• _Exercise brief_: Return the records exactly as they are.

• _Dataset content_:
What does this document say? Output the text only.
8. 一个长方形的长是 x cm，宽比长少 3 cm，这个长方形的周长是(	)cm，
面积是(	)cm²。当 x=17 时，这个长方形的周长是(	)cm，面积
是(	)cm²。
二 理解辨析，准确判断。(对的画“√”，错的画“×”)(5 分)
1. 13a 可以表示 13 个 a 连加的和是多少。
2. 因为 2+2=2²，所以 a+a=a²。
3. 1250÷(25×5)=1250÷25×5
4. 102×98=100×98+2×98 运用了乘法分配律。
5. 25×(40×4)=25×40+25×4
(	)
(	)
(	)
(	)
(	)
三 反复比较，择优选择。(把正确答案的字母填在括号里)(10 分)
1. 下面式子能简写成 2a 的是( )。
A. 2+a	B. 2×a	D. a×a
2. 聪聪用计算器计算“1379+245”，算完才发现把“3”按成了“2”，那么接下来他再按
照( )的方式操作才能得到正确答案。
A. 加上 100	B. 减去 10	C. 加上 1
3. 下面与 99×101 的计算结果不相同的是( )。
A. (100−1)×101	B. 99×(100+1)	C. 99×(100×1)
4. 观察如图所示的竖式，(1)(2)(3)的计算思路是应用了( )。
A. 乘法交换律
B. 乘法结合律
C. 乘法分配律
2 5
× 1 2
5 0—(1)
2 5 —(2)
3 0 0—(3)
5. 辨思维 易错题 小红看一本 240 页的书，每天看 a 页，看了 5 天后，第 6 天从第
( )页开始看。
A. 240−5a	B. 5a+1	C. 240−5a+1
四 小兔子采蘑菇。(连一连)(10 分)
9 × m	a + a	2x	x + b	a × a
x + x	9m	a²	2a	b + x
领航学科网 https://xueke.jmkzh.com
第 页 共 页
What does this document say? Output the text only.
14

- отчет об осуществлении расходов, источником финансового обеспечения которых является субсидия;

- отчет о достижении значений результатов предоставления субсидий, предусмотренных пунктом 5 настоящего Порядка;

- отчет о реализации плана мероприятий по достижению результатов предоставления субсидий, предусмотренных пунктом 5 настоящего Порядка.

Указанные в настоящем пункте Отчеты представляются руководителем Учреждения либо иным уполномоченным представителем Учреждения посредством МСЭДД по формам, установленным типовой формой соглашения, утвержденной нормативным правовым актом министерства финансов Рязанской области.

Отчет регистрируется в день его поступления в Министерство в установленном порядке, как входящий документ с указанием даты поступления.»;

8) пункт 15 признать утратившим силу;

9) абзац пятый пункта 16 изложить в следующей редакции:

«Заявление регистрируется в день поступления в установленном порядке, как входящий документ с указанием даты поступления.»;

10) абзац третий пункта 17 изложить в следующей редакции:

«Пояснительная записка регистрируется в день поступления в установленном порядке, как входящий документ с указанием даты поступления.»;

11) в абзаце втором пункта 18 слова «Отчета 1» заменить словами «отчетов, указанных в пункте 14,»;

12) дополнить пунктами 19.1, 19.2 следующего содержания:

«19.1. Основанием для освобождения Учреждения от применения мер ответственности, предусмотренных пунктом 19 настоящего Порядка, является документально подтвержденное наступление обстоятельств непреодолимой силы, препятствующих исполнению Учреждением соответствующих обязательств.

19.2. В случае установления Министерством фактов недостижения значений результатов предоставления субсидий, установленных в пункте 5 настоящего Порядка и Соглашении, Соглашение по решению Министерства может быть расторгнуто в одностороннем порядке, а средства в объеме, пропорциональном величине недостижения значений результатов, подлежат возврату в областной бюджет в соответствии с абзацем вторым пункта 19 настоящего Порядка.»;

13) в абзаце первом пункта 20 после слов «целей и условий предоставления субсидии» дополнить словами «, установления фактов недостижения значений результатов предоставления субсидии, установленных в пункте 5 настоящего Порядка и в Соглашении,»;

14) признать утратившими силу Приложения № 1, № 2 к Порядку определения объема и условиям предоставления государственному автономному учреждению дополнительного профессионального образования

• _Result for this exercise_:
What does this document say? Output the text only.
8. 一个长方形的长是 x cm，宽比长少 3 cm，这个长方形的周长是(	)cm，
面积是(	)cm²。当 x=17 时，这个长方形的周长是(	)cm，面积
是(	)cm²。
二 理解辨析，准确判断。(对的画“√”，错的画“×”)(5 分)
1. 13a 可以表示 13 个 a 连加的和是多少。
2. 因为 2+2=2²，所以 a+a=a²。
3. 1250÷(25×5)=1250÷25×5
4. 102×98=100×98+2×98 运用了乘法分配律。
5. 25×(40×4)=25×40+25×4
(	)
(	)
(	)
(	)
(	)
三 反复比较，择优选择。(把正确答案的字母填在括号里)(10 分)
1. 下面式子能简写成 2a 的是( )。
A. 2+a	B. 2×a	D. a×a
2. 聪聪用计算器计算“1379+245”，算完才发现把“3”按成了“2”，那么接下来他再按
照( )的方式操作才能得到正确答案。
A. 加上 100	B. 减去 10	C. 加上 1
3. 下面与 99×101 的计算结果不相同的是( )。
A. (100−1)×101	B. 99×(100+1)	C. 99×(100×1)
4. 观察如图所示的竖式，(1)(2)(3)的计算思路是应用了( )。
A. 乘法交换律
B. 乘法结合律
C. 乘法分配律
2 5
× 1 2
5 0—(1)
2 5 —(2)
3 0 0—(3)
5. 辨思维 易错题 小红看一本 240 页的书，每天看 a 页，看了 5 天后，第 6 天从第
( )页开始看。
A. 240−5a	B. 5a+1	C. 240−5a+1
四 小兔子采蘑菇。(连一连)(10 分)
9 × m	a + a	2x	x + b	a × a
x + x	9m	a²	2a	b + x
领航学科网 https://xueke.jmkzh.com
第 页 共 页
What does this document say? Output the text only.
14

- отчет об осуществлении расходов, источником финансового обеспечения которых является субсидия;

- отчет о достижении значений результатов предоставления субсидий, предусмотренных пунктом 5 настоящего Порядка;

- отчет о реализации плана мероприятий по достижению результатов предоставления субсидий, предусмотренных пунктом 5 настоящего Порядка.

Указанные в настоящем пункте Отчеты представляются руководителем Учреждения либо иным уполномоченным представителем Учреждения посредством МСЭДД по формам, установленным типовой формой соглашения, утвержденной нормативным правовым актом министерства финансов Рязанской области.

Отчет регистрируется в день его поступления в Министерство в установленном порядке, как входящий документ с указанием даты поступления.»;

8) пункт 15 признать утратившим силу;

9) абзац пятый пункта 16 изложить в следующей редакции:

«Заявление регистрируется в день поступления в установленном порядке, как входящий документ с указанием даты поступления.»;

10) абзац третий пункта 17 изложить в следующей редакции:

«Пояснительная записка регистрируется в день поступления в установленном порядке, как входящий документ с указанием даты поступления.»;

11) в абзаце втором пункта 18 слова «Отчета 1» заменить словами «отчетов, указанных в пункте 14,»;

12) дополнить пунктами 19.1, 19.2 следующего содержания:

«19.1. Основанием для освобождения Учреждения от применения мер ответственности, предусмотренных пунктом 19 настоящего Порядка, является документально подтвержденное наступление обстоятельств непреодолимой силы, препятствующих исполнению Учреждением соответствующих обязательств.

19.2. В случае установления Министерством фактов недостижения значений результатов предоставления субсидий, установленных в пункте 5 настоящего Порядка и Соглашении, Соглашение по решению Министерства может быть расторгнуто в одностороннем порядке, а средства в объеме, пропорциональном величине недостижения значений результатов, подлежат возврату в областной бюджет в соответствии с абзацем вторым пункта 19 настоящего Порядка.»;

13) в абзаце первом пункта 20 после слов «целей и условий предоставления субсидии» дополнить словами «, установления фактов недостижения значений результатов предоставления субсидии, установленных в пункте 5 настоящего Порядка и в Соглашении,»;

14) признать утратившими силу Приложения № 1, № 2 к Порядку определения объема и условиям предоставления государственному автономному учреждению дополнительного профессионального образования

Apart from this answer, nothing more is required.